> [Problem to solve]:
Pull out every line below that contains the word "Canals".

> [Extracted data]:

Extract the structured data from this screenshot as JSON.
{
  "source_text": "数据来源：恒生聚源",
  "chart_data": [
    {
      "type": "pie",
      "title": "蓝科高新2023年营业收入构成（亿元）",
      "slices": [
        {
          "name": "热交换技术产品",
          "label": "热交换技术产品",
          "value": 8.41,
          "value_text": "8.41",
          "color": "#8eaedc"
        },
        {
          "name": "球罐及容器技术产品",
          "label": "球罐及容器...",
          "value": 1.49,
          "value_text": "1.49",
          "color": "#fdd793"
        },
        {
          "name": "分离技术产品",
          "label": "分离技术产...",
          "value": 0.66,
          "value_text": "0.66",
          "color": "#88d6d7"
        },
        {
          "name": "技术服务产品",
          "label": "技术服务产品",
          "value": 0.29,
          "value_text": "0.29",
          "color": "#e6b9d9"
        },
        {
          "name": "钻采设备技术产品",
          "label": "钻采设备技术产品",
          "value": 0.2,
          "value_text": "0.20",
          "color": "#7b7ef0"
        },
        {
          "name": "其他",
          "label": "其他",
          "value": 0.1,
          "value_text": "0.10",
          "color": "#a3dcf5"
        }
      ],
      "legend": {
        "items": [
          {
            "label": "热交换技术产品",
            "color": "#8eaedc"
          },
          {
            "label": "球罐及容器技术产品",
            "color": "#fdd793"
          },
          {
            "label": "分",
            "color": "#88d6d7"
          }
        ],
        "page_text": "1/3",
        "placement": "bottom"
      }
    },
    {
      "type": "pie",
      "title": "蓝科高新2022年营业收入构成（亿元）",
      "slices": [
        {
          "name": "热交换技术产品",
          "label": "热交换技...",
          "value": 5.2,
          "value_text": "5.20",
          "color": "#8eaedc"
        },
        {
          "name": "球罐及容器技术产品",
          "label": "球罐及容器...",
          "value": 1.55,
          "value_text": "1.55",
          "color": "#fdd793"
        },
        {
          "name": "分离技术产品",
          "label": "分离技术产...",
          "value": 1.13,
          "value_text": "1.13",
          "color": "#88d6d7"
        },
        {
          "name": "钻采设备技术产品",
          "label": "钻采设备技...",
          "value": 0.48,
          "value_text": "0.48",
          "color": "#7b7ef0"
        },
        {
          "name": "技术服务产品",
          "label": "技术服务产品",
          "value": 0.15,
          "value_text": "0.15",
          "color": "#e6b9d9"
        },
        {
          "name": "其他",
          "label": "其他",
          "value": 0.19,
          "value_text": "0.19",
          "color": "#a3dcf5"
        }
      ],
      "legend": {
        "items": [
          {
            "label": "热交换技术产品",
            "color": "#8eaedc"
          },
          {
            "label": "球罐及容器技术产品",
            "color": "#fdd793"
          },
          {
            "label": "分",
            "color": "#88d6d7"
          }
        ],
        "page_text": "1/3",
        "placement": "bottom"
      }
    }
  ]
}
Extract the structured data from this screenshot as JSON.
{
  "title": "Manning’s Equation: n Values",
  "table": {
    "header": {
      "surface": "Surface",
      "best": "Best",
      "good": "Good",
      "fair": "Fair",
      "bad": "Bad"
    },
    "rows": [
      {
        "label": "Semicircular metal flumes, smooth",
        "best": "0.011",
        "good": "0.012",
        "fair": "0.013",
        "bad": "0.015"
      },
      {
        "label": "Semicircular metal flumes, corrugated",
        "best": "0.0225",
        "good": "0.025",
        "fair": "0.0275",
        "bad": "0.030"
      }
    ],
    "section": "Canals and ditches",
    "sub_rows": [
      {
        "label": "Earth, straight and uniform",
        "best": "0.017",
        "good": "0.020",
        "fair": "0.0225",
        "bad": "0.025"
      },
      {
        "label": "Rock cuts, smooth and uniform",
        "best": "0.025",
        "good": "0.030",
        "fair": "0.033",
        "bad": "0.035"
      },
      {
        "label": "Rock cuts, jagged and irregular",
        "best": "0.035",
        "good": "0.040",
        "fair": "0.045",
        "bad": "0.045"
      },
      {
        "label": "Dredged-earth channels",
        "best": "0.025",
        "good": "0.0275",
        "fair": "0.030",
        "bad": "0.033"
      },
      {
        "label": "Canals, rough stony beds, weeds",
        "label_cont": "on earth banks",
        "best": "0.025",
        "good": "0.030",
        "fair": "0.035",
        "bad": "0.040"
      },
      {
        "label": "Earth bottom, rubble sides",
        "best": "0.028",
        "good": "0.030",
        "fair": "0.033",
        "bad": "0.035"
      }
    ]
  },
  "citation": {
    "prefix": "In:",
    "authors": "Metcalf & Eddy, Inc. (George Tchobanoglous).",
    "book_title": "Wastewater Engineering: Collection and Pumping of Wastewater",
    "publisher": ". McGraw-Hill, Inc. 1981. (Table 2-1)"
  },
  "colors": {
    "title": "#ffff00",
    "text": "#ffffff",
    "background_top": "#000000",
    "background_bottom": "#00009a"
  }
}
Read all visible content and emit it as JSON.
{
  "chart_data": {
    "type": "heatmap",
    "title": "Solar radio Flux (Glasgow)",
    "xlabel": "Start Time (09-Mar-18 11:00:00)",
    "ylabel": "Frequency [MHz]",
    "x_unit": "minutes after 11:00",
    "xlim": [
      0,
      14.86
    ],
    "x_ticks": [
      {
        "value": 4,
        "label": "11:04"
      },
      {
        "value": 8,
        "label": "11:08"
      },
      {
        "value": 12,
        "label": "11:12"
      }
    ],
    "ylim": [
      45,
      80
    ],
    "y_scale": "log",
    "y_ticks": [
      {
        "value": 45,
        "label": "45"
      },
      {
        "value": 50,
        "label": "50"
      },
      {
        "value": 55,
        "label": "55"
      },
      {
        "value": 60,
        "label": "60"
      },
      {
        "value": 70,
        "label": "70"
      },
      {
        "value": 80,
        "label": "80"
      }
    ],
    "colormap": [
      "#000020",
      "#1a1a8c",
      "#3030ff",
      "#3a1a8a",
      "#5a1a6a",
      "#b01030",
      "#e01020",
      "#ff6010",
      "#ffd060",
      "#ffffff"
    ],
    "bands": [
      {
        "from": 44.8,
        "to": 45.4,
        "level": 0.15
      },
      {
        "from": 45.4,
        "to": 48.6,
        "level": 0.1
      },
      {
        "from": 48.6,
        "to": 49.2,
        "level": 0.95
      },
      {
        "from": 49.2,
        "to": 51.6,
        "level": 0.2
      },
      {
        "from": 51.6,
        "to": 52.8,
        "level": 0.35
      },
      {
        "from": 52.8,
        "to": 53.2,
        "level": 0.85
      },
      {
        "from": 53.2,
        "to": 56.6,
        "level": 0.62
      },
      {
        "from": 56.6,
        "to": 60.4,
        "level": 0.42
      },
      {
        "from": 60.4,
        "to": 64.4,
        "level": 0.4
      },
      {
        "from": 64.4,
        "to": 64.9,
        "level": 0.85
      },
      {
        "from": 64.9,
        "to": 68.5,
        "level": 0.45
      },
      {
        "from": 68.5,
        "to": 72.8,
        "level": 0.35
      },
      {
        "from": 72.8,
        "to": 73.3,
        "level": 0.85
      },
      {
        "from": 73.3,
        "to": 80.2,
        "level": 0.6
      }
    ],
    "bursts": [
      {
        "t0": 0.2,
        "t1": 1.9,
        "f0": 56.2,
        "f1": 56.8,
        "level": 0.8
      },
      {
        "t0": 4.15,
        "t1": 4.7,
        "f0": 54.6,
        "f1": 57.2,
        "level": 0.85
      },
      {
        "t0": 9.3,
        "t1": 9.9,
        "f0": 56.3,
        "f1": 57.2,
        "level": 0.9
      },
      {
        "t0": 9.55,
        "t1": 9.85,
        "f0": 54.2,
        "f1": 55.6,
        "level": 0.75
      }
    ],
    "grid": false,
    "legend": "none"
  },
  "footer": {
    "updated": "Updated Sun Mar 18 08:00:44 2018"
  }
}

> [Expected answer]:
    "section": "Canals and ditches",
        "label": "Canals, rough stony beds, weeds",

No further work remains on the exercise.